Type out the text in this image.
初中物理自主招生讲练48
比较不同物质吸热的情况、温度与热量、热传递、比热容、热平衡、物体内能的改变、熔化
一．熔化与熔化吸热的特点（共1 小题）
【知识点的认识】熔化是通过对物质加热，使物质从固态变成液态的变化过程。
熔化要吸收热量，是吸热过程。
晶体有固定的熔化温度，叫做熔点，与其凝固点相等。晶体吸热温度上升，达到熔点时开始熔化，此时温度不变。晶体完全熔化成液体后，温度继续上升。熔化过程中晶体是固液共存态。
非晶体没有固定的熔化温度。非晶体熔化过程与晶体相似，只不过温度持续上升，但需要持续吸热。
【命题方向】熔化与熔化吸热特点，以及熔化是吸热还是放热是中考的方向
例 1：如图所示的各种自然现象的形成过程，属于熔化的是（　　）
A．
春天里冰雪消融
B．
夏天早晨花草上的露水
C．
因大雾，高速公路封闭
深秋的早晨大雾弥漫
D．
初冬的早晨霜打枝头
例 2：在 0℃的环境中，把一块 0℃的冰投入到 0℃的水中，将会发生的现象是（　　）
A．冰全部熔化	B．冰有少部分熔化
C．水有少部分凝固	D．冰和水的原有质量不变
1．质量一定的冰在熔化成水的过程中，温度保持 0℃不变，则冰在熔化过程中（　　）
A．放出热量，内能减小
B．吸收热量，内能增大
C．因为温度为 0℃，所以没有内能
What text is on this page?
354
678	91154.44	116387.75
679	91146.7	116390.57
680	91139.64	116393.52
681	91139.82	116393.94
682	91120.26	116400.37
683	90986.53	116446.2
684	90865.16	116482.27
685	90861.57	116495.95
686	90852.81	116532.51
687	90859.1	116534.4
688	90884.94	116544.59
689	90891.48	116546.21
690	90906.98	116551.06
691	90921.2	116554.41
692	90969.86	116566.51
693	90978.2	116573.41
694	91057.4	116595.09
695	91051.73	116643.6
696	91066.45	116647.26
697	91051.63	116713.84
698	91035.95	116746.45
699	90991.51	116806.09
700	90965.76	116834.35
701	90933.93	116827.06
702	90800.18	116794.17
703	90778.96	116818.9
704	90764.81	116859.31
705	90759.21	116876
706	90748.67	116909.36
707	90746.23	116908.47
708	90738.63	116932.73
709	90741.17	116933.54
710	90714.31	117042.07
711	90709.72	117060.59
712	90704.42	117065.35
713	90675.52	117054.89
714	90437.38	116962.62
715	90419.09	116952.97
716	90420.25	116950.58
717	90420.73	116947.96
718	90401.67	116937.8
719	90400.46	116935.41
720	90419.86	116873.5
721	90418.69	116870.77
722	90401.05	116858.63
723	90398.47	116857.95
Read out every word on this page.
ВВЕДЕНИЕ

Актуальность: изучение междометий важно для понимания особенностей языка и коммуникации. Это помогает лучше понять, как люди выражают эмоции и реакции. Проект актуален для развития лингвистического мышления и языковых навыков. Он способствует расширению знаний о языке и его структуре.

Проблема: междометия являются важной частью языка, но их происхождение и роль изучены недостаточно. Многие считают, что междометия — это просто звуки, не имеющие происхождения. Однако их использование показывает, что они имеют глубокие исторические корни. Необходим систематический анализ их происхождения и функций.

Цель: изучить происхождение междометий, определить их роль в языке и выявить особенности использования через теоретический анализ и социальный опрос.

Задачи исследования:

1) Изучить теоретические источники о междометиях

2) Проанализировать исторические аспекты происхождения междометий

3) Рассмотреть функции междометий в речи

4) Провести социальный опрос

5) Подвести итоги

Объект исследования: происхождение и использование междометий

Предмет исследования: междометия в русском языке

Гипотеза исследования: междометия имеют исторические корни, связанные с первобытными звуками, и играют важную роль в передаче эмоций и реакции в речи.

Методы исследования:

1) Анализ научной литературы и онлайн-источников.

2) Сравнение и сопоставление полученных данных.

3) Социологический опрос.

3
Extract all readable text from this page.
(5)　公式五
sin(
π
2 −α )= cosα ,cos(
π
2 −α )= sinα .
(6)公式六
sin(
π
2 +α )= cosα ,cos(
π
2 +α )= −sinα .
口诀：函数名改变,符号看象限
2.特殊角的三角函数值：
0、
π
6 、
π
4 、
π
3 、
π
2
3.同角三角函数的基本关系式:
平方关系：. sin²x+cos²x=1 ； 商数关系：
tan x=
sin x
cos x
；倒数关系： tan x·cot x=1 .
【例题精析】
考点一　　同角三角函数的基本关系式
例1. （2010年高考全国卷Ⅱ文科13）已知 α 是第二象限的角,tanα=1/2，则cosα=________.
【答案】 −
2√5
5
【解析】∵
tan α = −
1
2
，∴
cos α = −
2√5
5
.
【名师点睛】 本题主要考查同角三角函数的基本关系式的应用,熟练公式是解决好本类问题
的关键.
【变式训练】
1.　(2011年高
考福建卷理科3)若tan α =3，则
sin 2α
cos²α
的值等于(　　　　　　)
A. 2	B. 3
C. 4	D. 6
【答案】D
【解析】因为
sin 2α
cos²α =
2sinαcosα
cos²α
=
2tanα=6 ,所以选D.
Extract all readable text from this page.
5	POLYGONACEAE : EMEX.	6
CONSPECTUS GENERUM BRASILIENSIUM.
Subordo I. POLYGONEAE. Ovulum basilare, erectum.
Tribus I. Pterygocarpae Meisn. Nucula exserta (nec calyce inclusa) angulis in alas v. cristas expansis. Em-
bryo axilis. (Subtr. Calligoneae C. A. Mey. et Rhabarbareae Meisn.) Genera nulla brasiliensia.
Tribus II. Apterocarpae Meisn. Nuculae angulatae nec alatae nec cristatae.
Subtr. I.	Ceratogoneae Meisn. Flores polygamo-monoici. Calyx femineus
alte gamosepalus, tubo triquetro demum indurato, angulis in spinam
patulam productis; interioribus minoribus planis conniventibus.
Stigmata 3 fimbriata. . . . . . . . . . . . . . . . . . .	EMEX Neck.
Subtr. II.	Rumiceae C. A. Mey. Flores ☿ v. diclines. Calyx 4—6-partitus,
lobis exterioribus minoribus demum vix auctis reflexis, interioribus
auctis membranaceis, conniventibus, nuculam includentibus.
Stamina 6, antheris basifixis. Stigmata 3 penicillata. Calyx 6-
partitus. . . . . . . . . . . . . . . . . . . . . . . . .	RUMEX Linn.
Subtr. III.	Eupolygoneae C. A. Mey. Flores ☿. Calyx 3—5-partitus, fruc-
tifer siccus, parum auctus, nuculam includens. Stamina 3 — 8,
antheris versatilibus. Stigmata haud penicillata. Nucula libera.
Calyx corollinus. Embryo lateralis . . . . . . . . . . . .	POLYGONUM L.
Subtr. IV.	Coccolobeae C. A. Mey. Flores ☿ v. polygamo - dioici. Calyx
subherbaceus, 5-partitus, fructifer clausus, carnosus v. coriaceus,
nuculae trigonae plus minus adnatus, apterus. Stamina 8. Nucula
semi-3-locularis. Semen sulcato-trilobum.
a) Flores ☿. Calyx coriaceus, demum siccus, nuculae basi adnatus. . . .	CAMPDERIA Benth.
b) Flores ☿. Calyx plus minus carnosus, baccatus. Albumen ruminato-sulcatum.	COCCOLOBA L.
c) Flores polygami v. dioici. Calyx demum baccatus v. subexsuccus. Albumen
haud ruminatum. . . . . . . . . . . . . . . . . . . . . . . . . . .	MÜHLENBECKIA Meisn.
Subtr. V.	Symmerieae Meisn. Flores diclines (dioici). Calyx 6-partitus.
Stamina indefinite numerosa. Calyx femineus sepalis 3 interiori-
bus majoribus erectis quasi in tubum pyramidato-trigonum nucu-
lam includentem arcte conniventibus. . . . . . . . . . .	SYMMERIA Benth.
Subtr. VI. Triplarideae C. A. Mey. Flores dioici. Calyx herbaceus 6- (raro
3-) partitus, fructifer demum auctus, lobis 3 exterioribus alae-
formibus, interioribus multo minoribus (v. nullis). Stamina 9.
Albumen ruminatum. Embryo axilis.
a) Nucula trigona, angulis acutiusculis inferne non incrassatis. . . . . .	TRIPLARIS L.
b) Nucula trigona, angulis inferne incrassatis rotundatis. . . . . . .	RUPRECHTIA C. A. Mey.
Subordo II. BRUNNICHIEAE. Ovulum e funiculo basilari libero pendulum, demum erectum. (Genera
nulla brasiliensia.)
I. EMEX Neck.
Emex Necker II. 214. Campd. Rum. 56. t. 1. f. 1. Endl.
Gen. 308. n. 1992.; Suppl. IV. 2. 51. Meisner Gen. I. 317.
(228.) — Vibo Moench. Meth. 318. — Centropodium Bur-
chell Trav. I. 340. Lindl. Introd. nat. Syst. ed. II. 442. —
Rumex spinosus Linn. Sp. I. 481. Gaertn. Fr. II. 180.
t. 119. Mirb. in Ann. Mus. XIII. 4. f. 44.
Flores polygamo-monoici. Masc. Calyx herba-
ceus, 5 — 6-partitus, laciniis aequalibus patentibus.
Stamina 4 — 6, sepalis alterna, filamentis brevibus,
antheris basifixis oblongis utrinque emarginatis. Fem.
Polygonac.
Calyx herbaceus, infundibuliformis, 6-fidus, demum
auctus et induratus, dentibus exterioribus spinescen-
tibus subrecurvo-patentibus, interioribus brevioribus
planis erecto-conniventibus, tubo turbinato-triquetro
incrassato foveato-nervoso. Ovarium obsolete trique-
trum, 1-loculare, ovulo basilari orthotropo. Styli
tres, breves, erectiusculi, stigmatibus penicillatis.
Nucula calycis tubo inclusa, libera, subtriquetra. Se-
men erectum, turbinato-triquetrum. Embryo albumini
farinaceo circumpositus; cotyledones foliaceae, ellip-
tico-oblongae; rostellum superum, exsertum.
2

- - -

Short exercise: Take each line containing the string "adnatus" and copy it out.

Result:
nuculae trigonae plus minus adnatus, apterus. Stamina 8. Nucula
a) Flores ☿. Calyx coriaceus, demum siccus, nuculae basi adnatus. . . .	CAMPDERIA Benth.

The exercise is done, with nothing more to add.